## [WHAT THE TASK REQUIRES]
Every line of the material below should be repeated exactly.

## [DATA SUPPLIED]
★ ★ ★

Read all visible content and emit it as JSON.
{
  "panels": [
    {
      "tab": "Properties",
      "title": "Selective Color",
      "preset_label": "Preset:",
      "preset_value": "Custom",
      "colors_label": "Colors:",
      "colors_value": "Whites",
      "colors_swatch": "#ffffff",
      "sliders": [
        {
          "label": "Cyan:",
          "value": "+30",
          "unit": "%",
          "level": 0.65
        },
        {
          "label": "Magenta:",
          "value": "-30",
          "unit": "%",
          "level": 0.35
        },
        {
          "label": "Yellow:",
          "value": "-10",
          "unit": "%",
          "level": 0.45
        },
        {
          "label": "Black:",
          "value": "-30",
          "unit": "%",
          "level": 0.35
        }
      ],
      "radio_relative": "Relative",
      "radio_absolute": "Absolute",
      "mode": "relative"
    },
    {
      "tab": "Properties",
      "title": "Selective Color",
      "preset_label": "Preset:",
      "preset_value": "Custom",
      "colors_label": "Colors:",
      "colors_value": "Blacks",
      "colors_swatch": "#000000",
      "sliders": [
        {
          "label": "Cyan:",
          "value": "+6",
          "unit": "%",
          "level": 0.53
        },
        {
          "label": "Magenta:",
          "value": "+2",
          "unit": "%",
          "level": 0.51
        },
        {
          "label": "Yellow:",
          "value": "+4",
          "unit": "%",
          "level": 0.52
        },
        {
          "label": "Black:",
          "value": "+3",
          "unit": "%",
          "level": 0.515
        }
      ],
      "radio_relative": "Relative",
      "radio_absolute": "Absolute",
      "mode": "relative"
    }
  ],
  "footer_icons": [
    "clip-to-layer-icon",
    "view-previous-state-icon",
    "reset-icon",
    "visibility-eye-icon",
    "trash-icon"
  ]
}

★ ★ ★

## [OUTPUT]
Read all visible content and emit it as JSON.
{
  "panels": [
    {
      "tab": "Properties",
      "title": "Selective Color",
      "preset_label": "Preset:",
      "preset_value": "Custom",
      "colors_label": "Colors:",
      "colors_value": "Whites",
      "colors_swatch": "#ffffff",
      "sliders": [
        {
          "label": "Cyan:",
          "value": "+30",
          "unit": "%",
          "level": 0.65
        },
        {
          "label": "Magenta:",
          "value": "-30",
          "unit": "%",
          "level": 0.35
        },
        {
          "label": "Yellow:",
          "value": "-10",
          "unit": "%",
          "level": 0.45
        },
        {
          "label": "Black:",
          "value": "-30",
          "unit": "%",
          "level": 0.35
        }
      ],
      "radio_relative": "Relative",
      "radio_absolute": "Absolute",
      "mode": "relative"
    },
    {
      "tab": "Properties",
      "title": "Selective Color",
      "preset_label": "Preset:",
      "preset_value": "Custom",
      "colors_label": "Colors:",
      "colors_value": "Blacks",
      "colors_swatch": "#000000",
      "sliders": [
        {
          "label": "Cyan:",
          "value": "+6",
          "unit": "%",
          "level": 0.53
        },
        {
          "label": "Magenta:",
          "value": "+2",
          "unit": "%",
          "level": 0.51
        },
        {
          "label": "Yellow:",
          "value": "+4",
          "unit": "%",
          "level": 0.52
        },
        {
          "label": "Black:",
          "value": "+3",
          "unit": "%",
          "level": 0.515
        }
      ],
      "radio_relative": "Relative",
      "radio_absolute": "Absolute",
      "mode": "relative"
    }
  ],
  "footer_icons": [
    "clip-to-layer-icon",
    "view-previous-state-icon",
    "reset-icon",
    "visibility-eye-icon",
    "trash-icon"
  ]
}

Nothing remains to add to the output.